___ 文本段落 ___

基本資料

出生地 : 苗栗縣
學歷 :
苗栗縣立尖山國小
苗栗縣立興華高級中學(國中部)
國立竹南高級中學
私立大同大學 資訊工程學系
國立台灣科技大學 資工所

論文研究

指導老師: 古鴻炎 博士
中文題目: 使用聲學特徵組合之歌唱聲與樂器聲識別
英文題目: Recognition of Singing Voice and Instrument Sound Using Combinations of Acoustic Features
中文摘要: 本論文的目標在於分辨輸入的聲音片段屬於歌唱聲(含有歌聲)或是樂器聲(不含歌聲),研究焦點放於組合不同種類之特徵係數以找出最具有識別效果之特徵向量,在此採用的特徵係數包括梅爾倒頻譜係數、基週偵測特徵係數與Chroma延伸特徵,並且加入前列係數的差分值。所採用的辨識方法則是基於高斯混合模型(GMM)之方法,我們分別訓練8、16、32和64等不同混合數之高斯混合模型,再據以進行外部聲音的識別實驗。在音框為單位之識別實驗中,我們嘗試了6種組合的特徵向量,其中MFCC加上基週偵測係數可比MFCC顯著提升識別率,若再加上差分值及投票機制處理,則音框之識別率最高可達71.3%。在片段為單位之識別實驗,我們嘗試了8種組合的特徵向量,對於純樂器聲片段之識別,識別率最高的是40維係數組合之特徵向量,達到97.1%,對於混合聲片段之識別,識別率最高的是17維係數組合之特徵向量(MFCC+P),達到94.7%,若以平均識別率來看,則最高的是40維係數之特徵向量,達到了93.8%。整體來說,組合MFCC、基週偵測係數、Chroma延伸特徵及它們的差分值之40維特徵向量,可得到最高的聲音片段識別率。

___

* **練習要求**
1. 依據上方簡介,其論文研究的指導老師為何人?
2. 請重寫此簡介中以含有「指導老師: 古鴻炎 博士」的字句開頭、至「可得到最高的聲音片段識別率。」結束的部分,並將其中的「識別率」改為「辨識率」。

___ 提供資料 ___

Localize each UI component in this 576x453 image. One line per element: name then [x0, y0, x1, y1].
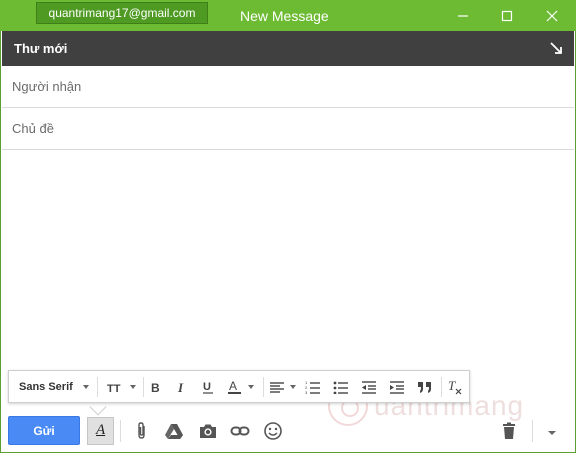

___

* **參考答案**
1. 古鴻炎博士。

2.
指導老師: 古鴻炎 博士
中文題目: 使用聲學特徵組合之歌唱聲與樂器聲識別
英文題目: Recognition of Singing Voice and Instrument Sound Using Combinations of Acoustic Features
中文摘要: 本論文的目標在於分辨輸入的聲音片段屬於歌唱聲(含有歌聲)或是樂器聲(不含歌聲),研究焦點放於組合不同種類之特徵係數以找出最具有識別效果之特徵向量,在此採用的特徵係數包括梅爾倒頻譜係數、基週偵測特徵係數與Chroma延伸特徵,並且加入前列係數的差分值。所採用的辨識方法則是基於高斯混合模型(GMM)之方法,我們分別訓練8、16、32和64等不同混合數之高斯混合模型,再據以進行外部聲音的識別實驗。在音框為單位之識別實驗中,我們嘗試了6種組合的特徵向量,其中MFCC加上基週偵測係數可比MFCC顯著提升辨識率,若再加上差分值及投票機制處理,則音框之辨識率最高可達71.3%。在片段為單位之識別實驗,我們嘗試了8種組合的特徵向量,對於純樂器聲片段之識別,辨識率最高的是40維係數組合之特徵向量,達到97.1%,對於混合聲片段之識別,辨識率最高的是17維係數組合之特徵向量(MFCC+P),達到94.7%,若以平均辨識率來看,則最高的是40維係數之特徵向量,達到了93.8%。整體來說,組合MFCC、基週偵測係數、Chroma延伸特徵及它們的差分值之40維特徵向量,可得到最高的聲音片段辨識率。